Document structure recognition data
───
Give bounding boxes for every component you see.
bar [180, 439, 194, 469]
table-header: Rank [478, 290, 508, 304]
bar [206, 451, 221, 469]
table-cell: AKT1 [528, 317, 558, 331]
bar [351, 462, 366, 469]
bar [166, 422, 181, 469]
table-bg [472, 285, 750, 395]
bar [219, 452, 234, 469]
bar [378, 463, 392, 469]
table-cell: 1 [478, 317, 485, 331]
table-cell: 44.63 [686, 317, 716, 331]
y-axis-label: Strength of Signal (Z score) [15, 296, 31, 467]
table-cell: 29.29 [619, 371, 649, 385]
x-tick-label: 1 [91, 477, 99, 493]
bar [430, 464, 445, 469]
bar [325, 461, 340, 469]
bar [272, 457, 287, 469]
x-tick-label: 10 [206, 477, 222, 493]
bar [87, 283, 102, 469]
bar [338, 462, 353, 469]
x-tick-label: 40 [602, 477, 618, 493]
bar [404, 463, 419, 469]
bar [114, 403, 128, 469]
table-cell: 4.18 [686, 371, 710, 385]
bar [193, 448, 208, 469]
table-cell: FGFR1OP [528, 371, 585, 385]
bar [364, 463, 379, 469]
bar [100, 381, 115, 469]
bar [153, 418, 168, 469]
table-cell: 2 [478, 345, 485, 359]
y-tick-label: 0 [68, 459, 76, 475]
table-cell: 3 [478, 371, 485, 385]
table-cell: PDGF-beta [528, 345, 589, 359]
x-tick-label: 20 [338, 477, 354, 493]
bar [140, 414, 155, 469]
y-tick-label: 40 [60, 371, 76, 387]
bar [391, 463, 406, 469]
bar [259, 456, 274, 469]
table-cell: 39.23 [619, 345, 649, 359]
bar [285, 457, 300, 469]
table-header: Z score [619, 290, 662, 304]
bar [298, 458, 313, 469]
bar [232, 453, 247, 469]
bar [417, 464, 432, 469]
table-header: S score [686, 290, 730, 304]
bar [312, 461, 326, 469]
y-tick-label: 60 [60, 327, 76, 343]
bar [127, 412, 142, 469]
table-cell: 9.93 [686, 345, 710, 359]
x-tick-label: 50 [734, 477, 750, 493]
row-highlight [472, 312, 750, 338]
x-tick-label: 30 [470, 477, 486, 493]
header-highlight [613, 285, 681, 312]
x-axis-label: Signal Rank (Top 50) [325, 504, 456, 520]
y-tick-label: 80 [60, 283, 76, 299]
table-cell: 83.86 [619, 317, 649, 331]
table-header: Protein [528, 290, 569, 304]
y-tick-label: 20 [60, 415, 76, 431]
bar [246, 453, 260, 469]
───
# Required work
Your task is to repeat each of the records above exactly.

# Output
Give bounding boxes for every component you see.
bar [180, 439, 194, 469]
table-header: Rank [478, 290, 508, 304]
bar [206, 451, 221, 469]
table-cell: AKT1 [528, 317, 558, 331]
bar [351, 462, 366, 469]
bar [166, 422, 181, 469]
table-bg [472, 285, 750, 395]
bar [219, 452, 234, 469]
bar [378, 463, 392, 469]
table-cell: 1 [478, 317, 485, 331]
table-cell: 44.63 [686, 317, 716, 331]
y-axis-label: Strength of Signal (Z score) [15, 296, 31, 467]
table-cell: 29.29 [619, 371, 649, 385]
x-tick-label: 1 [91, 477, 99, 493]
bar [430, 464, 445, 469]
bar [325, 461, 340, 469]
bar [272, 457, 287, 469]
x-tick-label: 10 [206, 477, 222, 493]
bar [87, 283, 102, 469]
bar [338, 462, 353, 469]
x-tick-label: 40 [602, 477, 618, 493]
bar [404, 463, 419, 469]
bar [114, 403, 128, 469]
table-cell: 4.18 [686, 371, 710, 385]
bar [193, 448, 208, 469]
table-cell: FGFR1OP [528, 371, 585, 385]
bar [364, 463, 379, 469]
bar [100, 381, 115, 469]
bar [153, 418, 168, 469]
table-cell: 2 [478, 345, 485, 359]
y-tick-label: 0 [68, 459, 76, 475]
table-cell: 3 [478, 371, 485, 385]
table-cell: PDGF-beta [528, 345, 589, 359]
x-tick-label: 20 [338, 477, 354, 493]
bar [140, 414, 155, 469]
y-tick-label: 40 [60, 371, 76, 387]
bar [391, 463, 406, 469]
bar [259, 456, 274, 469]
table-cell: 39.23 [619, 345, 649, 359]
bar [285, 457, 300, 469]
table-header: Z score [619, 290, 662, 304]
bar [298, 458, 313, 469]
bar [232, 453, 247, 469]
bar [417, 464, 432, 469]
table-header: S score [686, 290, 730, 304]
bar [312, 461, 326, 469]
y-tick-label: 60 [60, 327, 76, 343]
bar [127, 412, 142, 469]
table-cell: 9.93 [686, 345, 710, 359]
x-tick-label: 50 [734, 477, 750, 493]
row-highlight [472, 312, 750, 338]
x-tick-label: 30 [470, 477, 486, 493]
header-highlight [613, 285, 681, 312]
x-axis-label: Signal Rank (Top 50) [325, 504, 456, 520]
y-tick-label: 80 [60, 283, 76, 299]
table-cell: 83.86 [619, 317, 649, 331]
table-header: Protein [528, 290, 569, 304]
y-tick-label: 20 [60, 415, 76, 431]
bar [246, 453, 260, 469]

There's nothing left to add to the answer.